→ Requirements:
Search the material below for the word "technikák". Copy every line that has it.

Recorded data
· · · · ·

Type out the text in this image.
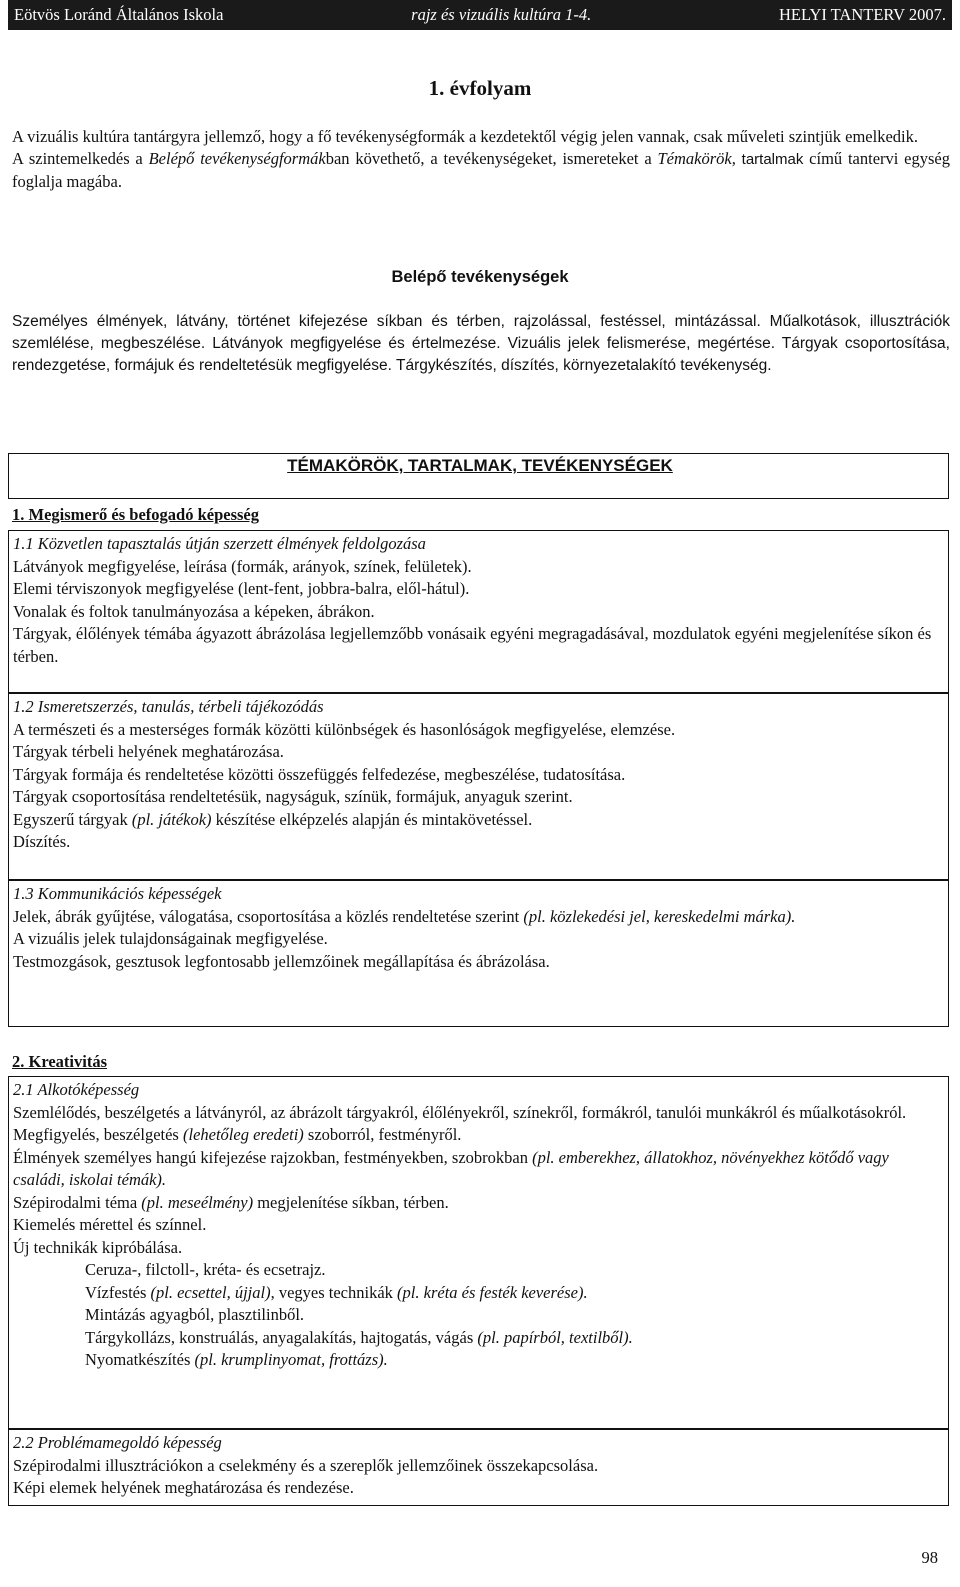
Eötvös Loránd Általános Iskola	rajz és vizuális kultúra 1-4.	HELYI TANTERV 2007.
1. évfolyam

A vizuális kultúra tantárgyra jellemző, hogy a fő tevékenységformák a kezdetektől végig jelen vannak, csak műveleti szintjük emelkedik.

A szintemelkedés a Belépő tevékenységformákban követhető, a tevékenységeket, ismereteket a Témakörök, tartalmak című tantervi egység foglalja magába.

Belépő tevékenységek
Személyes élmények, látvány, történet kifejezése síkban és térben, rajzolással, festéssel, mintázással. Műalkotások, illusztrációk szemlélése, megbeszélése. Látványok megfigyelése és értelmezése. Vizuális jelek felismerése, megértése. Tárgyak csoportosítása, rendezgetése, formájuk és rendeltetésük megfigyelése. Tárgykészítés, díszítés, környezetalakító tevékenység.
TÉMAKÖRÖK, TARTALMAK, TEVÉKENYSÉGEK
1. Megismerő és befogadó képesség

1.1 Közvetlen tapasztalás útján szerzett élmények feldolgozása

Látványok megfigyelése, leírása (formák, arányok, színek, felületek).

Elemi térviszonyok megfigyelése (lent-fent, jobbra-balra, elől-hátul).

Vonalak és foltok tanulmányozása a képeken, ábrákon.

Tárgyak, élőlények témába ágyazott ábrázolása legjellemzőbb vonásaik egyéni megragadásával, mozdulatok egyéni megjelenítése síkon és térben.

1.2 Ismeretszerzés, tanulás, térbeli tájékozódás

A természeti és a mesterséges formák közötti különbségek és hasonlóságok megfigyelése, elemzése.

Tárgyak térbeli helyének meghatározása.

Tárgyak formája és rendeltetése közötti összefüggés felfedezése, megbeszélése, tudatosítása.

Tárgyak csoportosítása rendeltetésük, nagyságuk, színük, formájuk, anyaguk szerint.

Egyszerű tárgyak (pl. játékok) készítése elképzelés alapján és mintakövetéssel.

Díszítés.

1.3 Kommunikációs képességek

Jelek, ábrák gyűjtése, válogatása, csoportosítása a közlés rendeltetése szerint (pl. közlekedési jel, kereskedelmi márka).

A vizuális jelek tulajdonságainak megfigyelése.

Testmozgások, gesztusok legfontosabb jellemzőinek megállapítása és ábrázolása.

2. Kreativitás

2.1 Alkotóképesség

Szemlélődés, beszélgetés a látványról, az ábrázolt tárgyakról, élőlényekről, színekről, formákról, tanulói munkákról és műalkotásokról.

Megfigyelés, beszélgetés (lehetőleg eredeti) szoborról, festményről.

Élmények személyes hangú kifejezése rajzokban, festményekben, szobrokban (pl. emberekhez, állatokhoz, növényekhez kötődő vagy családi, iskolai témák).

Szépirodalmi téma (pl. meseélmény) megjelenítése síkban, térben.

Kiemelés mérettel és színnel.

Új technikák kipróbálása.

Ceruza-, filctoll-, kréta- és ecsetrajz.

Vízfestés (pl. ecsettel, újjal), vegyes technikák (pl. kréta és festék keverése).

Mintázás agyagból, plasztilinből.

Tárgykollázs, konstruálás, anyagalakítás, hajtogatás, vágás (pl. papírból, textilből).

Nyomatkészítés (pl. krumplinyomat, frottázs).

2.2 Problémamegoldó képesség

Szépirodalmi illusztrációkon a cselekmény és a szereplők jellemzőinek összekapcsolása.

Képi elemek helyének meghatározása és rendezése.

98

· · · · ·

→ Solution to this task:
Új technikák kipróbálása.
Vízfestés (pl. ecsettel, újjal), vegyes technikák (pl. kréta és festék keverése).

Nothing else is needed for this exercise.